> _Exercise aim_:
In the listing below, pick out lines with "hair".
─── Recorded information
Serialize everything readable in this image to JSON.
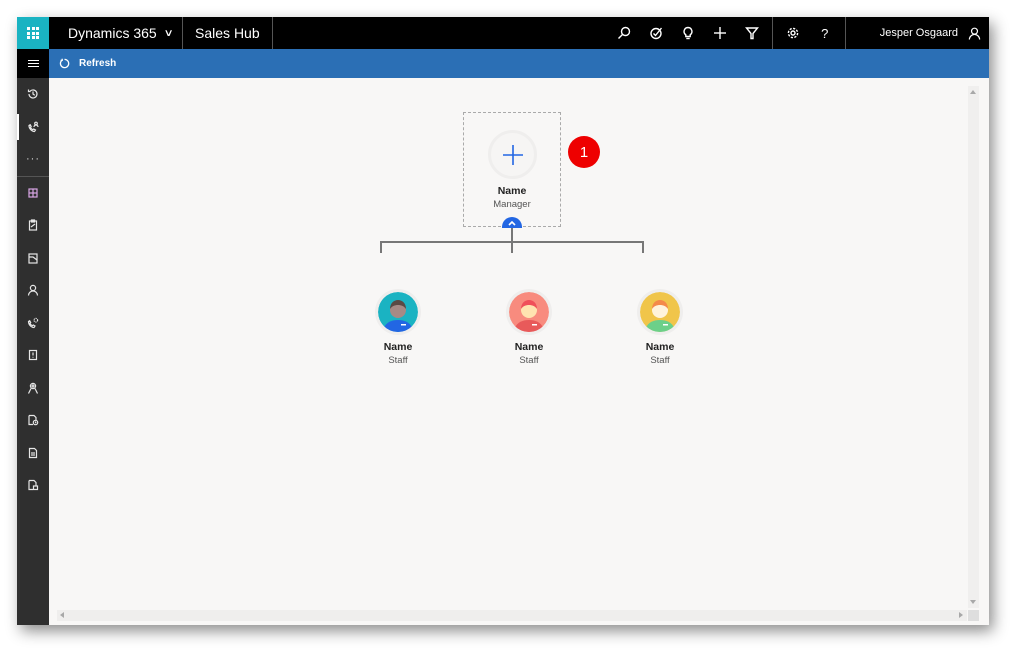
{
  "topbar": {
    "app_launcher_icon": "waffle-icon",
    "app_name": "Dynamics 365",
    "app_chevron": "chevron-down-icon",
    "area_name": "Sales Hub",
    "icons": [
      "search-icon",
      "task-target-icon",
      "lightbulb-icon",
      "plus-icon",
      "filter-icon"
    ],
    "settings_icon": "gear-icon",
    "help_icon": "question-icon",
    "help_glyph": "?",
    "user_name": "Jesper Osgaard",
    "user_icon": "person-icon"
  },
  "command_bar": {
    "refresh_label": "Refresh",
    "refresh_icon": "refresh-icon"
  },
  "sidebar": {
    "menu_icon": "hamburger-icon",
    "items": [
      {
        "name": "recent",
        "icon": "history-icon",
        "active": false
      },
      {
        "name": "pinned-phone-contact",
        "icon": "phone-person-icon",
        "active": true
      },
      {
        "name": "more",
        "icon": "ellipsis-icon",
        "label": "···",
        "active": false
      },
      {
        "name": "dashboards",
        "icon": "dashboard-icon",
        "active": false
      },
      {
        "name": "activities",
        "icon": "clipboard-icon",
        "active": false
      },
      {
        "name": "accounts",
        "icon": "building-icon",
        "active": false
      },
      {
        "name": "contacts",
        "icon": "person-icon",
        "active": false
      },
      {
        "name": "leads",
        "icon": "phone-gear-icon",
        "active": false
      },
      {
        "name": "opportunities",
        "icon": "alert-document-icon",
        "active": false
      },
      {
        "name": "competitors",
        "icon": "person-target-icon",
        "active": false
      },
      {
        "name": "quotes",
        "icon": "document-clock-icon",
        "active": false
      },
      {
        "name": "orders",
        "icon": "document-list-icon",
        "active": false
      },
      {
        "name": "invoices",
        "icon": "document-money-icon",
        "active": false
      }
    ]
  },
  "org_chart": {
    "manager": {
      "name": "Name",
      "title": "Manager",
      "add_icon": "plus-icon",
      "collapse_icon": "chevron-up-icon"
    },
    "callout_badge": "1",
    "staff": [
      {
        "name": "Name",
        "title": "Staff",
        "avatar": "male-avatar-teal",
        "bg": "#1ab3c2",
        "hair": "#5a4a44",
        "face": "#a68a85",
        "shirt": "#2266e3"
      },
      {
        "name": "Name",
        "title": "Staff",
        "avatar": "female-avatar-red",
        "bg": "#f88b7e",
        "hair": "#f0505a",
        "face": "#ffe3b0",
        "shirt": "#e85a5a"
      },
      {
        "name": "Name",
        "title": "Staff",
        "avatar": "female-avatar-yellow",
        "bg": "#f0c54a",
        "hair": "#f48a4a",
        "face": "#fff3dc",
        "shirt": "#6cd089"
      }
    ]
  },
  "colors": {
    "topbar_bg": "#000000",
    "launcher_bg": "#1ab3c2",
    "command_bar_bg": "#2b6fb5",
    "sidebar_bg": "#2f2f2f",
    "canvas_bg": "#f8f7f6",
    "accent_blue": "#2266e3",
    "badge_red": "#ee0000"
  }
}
──────
─── Recorded information
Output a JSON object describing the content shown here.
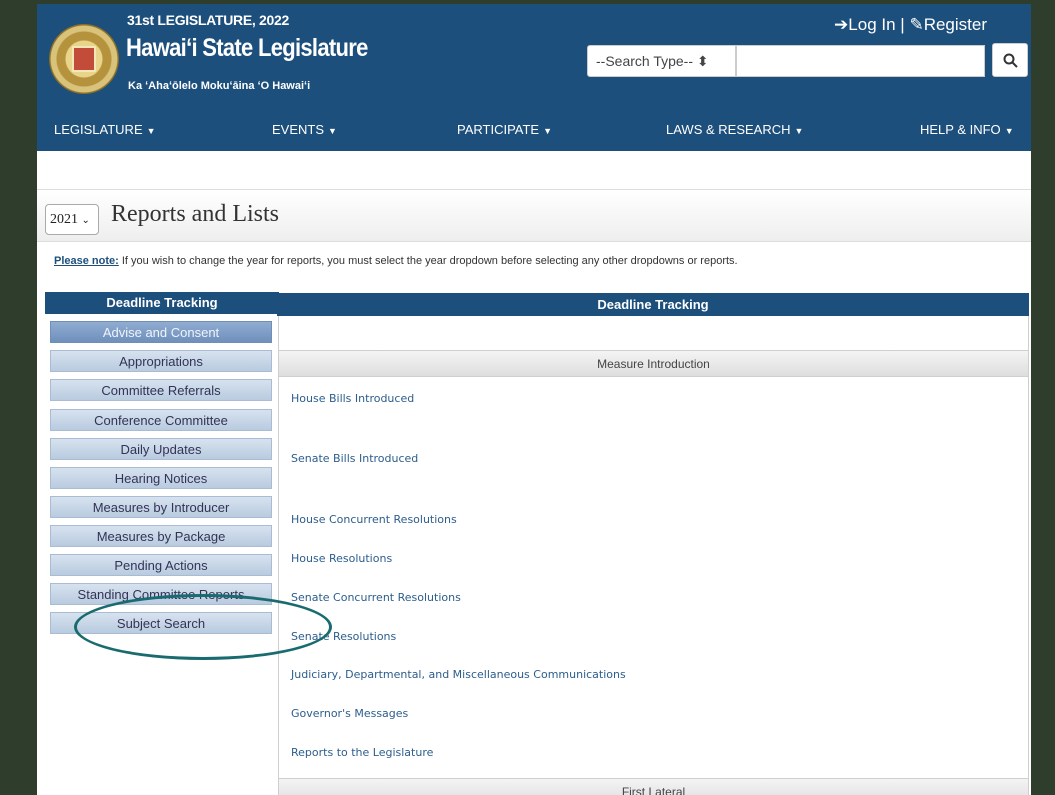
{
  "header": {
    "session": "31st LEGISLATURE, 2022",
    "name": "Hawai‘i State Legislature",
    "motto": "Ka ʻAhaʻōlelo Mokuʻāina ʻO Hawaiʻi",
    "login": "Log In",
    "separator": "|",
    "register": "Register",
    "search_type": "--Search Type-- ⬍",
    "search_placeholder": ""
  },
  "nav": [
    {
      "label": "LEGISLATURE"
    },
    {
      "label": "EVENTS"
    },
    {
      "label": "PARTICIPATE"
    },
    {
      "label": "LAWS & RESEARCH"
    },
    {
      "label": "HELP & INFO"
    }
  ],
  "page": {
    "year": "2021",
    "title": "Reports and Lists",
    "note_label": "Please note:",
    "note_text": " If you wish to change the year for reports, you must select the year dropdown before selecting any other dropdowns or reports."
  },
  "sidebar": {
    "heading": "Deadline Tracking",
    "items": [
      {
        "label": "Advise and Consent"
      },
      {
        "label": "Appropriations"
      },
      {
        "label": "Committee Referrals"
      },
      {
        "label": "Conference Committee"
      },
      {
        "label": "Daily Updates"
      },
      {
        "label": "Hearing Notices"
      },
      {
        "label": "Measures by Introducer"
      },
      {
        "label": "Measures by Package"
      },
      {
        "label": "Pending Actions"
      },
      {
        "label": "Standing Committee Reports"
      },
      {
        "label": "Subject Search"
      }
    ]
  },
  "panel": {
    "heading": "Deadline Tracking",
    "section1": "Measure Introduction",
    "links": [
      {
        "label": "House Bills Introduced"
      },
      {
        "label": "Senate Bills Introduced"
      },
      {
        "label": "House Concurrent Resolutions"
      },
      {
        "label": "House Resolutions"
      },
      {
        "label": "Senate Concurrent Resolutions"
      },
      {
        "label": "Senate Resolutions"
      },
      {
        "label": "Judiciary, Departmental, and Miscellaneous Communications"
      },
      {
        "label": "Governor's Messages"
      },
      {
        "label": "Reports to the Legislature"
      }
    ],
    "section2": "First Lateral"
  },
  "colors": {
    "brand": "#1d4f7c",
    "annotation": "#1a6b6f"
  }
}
──────
> _Expected answer_:
        "hair": "#5a4a44",
        "hair": "#f0505a",
        "hair": "#f48a4a",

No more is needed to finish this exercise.